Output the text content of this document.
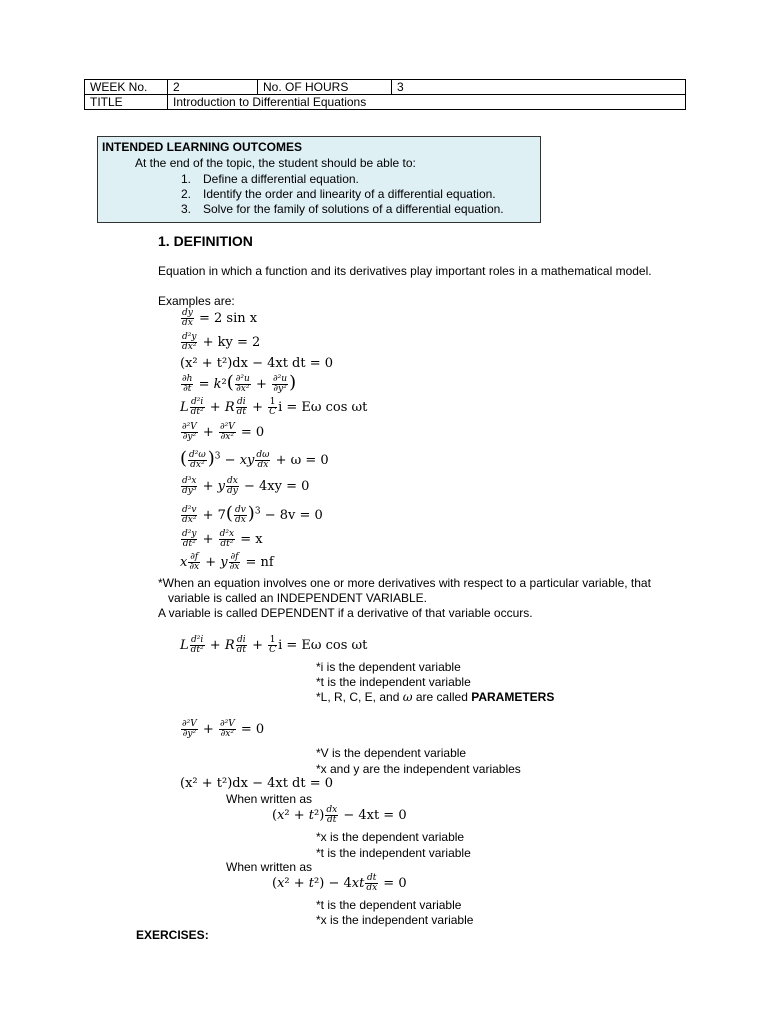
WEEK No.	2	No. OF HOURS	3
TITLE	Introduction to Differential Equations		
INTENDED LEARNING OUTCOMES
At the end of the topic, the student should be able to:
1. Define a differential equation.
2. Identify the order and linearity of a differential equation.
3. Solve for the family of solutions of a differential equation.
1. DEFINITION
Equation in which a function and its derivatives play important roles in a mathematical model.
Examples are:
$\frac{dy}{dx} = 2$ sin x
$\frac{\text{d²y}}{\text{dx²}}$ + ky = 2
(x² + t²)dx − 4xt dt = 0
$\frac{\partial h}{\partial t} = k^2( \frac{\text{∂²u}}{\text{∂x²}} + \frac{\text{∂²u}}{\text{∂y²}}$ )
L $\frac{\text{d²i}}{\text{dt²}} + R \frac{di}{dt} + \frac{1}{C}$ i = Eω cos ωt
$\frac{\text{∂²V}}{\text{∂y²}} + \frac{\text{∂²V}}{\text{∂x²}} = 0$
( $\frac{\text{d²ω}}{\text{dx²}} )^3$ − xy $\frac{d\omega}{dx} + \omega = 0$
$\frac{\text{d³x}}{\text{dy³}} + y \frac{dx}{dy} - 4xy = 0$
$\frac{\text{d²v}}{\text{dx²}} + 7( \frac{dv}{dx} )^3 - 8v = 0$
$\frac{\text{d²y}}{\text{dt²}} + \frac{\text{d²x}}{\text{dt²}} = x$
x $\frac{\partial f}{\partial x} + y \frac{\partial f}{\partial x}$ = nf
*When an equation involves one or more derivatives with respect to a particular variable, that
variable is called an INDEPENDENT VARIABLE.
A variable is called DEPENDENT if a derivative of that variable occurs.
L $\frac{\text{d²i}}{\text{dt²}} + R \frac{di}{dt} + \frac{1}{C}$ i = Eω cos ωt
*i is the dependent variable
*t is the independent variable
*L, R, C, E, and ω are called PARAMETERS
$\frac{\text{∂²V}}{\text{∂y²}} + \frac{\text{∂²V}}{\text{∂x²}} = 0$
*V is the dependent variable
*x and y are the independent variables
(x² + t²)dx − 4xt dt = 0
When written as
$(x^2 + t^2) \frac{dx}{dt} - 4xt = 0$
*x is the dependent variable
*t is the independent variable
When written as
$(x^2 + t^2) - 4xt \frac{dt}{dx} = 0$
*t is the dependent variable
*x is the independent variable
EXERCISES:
◆ ◆ ◆ ◆ ◆ ◆ ◆
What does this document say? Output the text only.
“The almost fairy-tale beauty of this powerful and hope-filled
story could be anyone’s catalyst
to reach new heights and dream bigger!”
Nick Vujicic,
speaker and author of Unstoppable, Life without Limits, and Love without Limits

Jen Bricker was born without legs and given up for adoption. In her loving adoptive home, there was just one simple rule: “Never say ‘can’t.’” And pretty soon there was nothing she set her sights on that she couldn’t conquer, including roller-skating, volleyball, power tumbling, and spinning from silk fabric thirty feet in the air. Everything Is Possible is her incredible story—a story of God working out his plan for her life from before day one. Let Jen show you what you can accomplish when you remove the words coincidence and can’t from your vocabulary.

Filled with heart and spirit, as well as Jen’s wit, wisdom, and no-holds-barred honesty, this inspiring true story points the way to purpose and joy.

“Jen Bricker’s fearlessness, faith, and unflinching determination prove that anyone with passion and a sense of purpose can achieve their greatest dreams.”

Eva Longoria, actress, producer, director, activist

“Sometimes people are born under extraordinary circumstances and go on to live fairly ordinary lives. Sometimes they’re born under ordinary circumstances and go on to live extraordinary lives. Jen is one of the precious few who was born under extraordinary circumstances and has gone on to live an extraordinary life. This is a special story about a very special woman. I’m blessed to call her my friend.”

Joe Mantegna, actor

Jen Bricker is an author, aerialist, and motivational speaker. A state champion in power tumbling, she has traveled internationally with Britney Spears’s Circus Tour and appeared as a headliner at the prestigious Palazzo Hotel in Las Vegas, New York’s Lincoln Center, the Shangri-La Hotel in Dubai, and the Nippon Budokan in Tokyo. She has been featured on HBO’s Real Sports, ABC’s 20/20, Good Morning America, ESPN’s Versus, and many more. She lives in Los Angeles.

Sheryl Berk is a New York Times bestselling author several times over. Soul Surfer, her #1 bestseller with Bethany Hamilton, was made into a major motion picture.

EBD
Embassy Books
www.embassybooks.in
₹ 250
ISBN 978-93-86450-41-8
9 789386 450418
◆ ◆ ◆ ◆ ◆ ◆ ◆
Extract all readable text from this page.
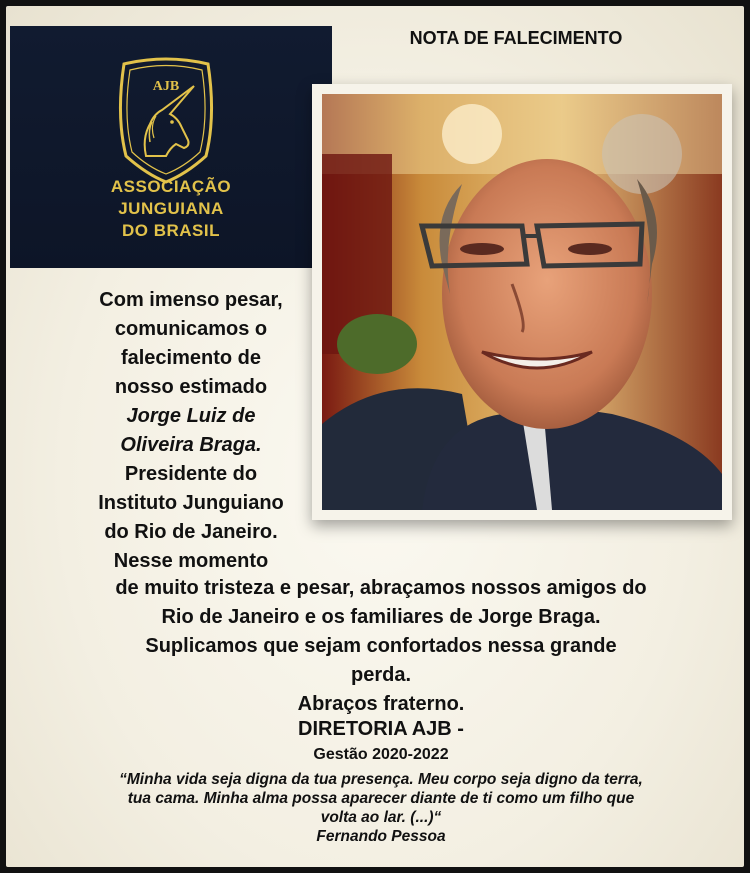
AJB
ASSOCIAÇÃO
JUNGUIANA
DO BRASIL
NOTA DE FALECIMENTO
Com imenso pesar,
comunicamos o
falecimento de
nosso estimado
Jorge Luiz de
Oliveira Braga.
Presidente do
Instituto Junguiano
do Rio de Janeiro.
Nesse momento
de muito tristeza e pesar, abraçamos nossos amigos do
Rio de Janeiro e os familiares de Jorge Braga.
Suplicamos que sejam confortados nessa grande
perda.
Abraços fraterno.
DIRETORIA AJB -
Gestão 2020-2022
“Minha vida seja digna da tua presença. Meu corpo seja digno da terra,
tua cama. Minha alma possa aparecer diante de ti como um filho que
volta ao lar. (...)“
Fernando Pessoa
◆ ◆ ◆ ◆ ◆ ◆ ◆
▶ **Exercise description**
Return all lines containing "Output".

▶ **Result below**
Output the text content of this document.
What does this document say? Output the text only.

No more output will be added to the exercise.